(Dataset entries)

##############################

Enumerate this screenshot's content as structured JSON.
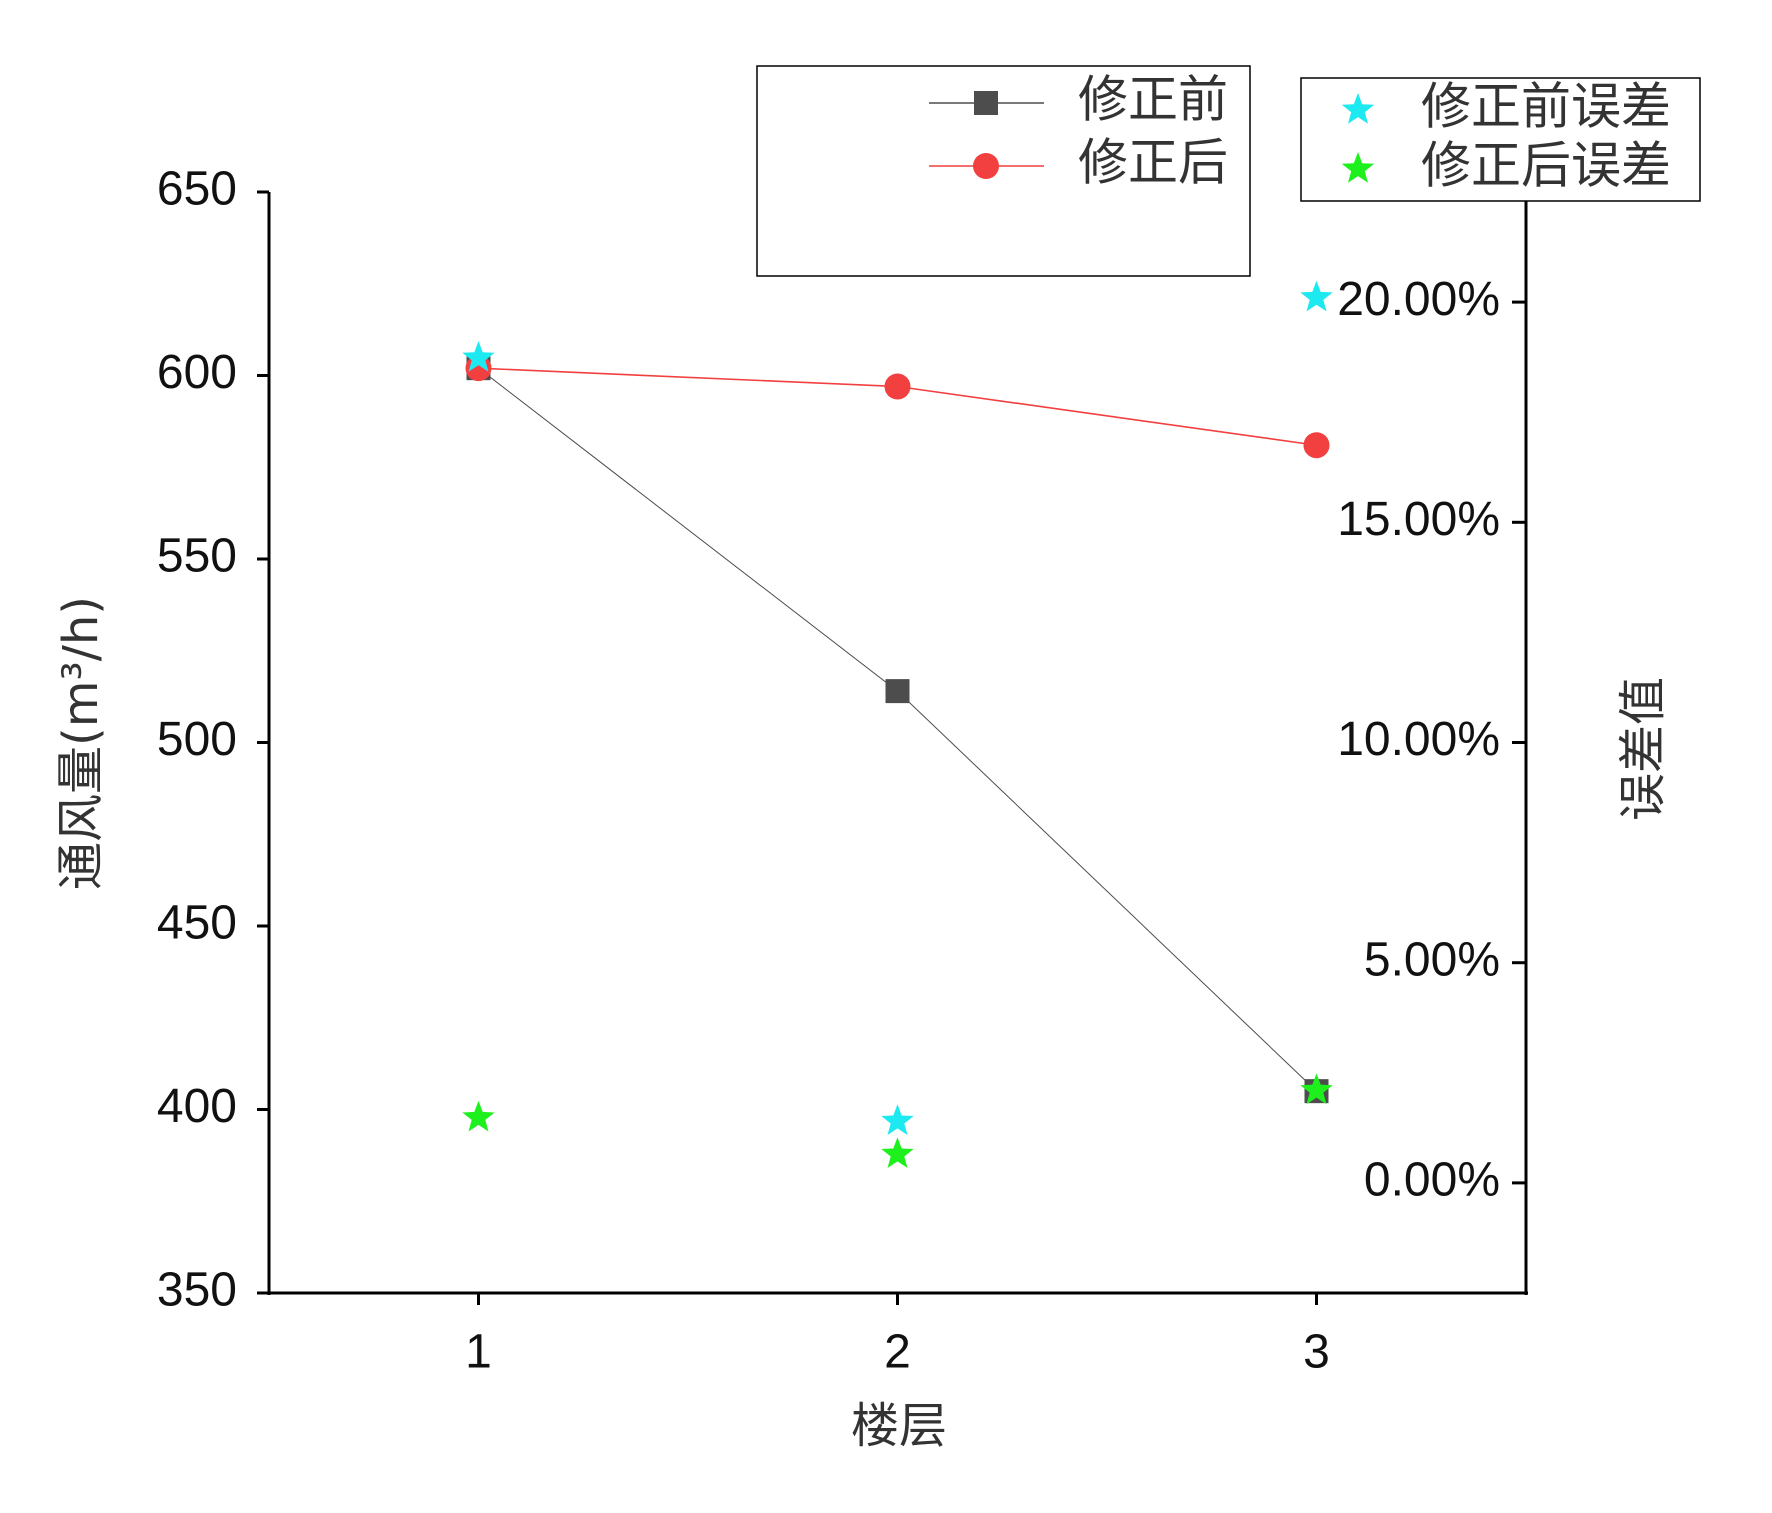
{
  "chart_data": {
    "type": "line",
    "x": [
      1,
      2,
      3
    ],
    "xlabel": "楼层",
    "ylabel": "通风量(m³/h)",
    "y2label": "误差值",
    "xlim": [
      0.5,
      3.5
    ],
    "xticks": [
      1,
      2,
      3
    ],
    "ylim": [
      350,
      650
    ],
    "yticks": [
      350,
      400,
      450,
      500,
      550,
      600,
      650
    ],
    "y2lim": [
      -2.5,
      22.5
    ],
    "y2ticks": [
      {
        "value": 0,
        "label": "0.00%"
      },
      {
        "value": 5,
        "label": "5.00%"
      },
      {
        "value": 10,
        "label": "10.00%"
      },
      {
        "value": 15,
        "label": "15.00%"
      },
      {
        "value": 20,
        "label": "20.00%"
      }
    ],
    "series": [
      {
        "name": "修正前",
        "color": "#4d4d4d",
        "marker": "square",
        "line": true,
        "values": [
          602,
          514,
          405
        ]
      },
      {
        "name": "修正后",
        "color": "#f23f3f",
        "marker": "circle",
        "line": true,
        "values": [
          602,
          597,
          581
        ]
      },
      {
        "name": "修正前误差",
        "color": "#1de9f0",
        "marker": "star",
        "line": false,
        "axis": "y2",
        "values": [
          18.73,
          1.4,
          20.1
        ]
      },
      {
        "name": "修正后误差",
        "color": "#1ef01e",
        "marker": "star",
        "line": false,
        "axis": "y2",
        "values": [
          1.48,
          0.65,
          2.1
        ]
      }
    ]
  }
}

##############################

• Direction
Tell how many lines of the data include the word "name", and nothing else.

• Solution for this exercise
4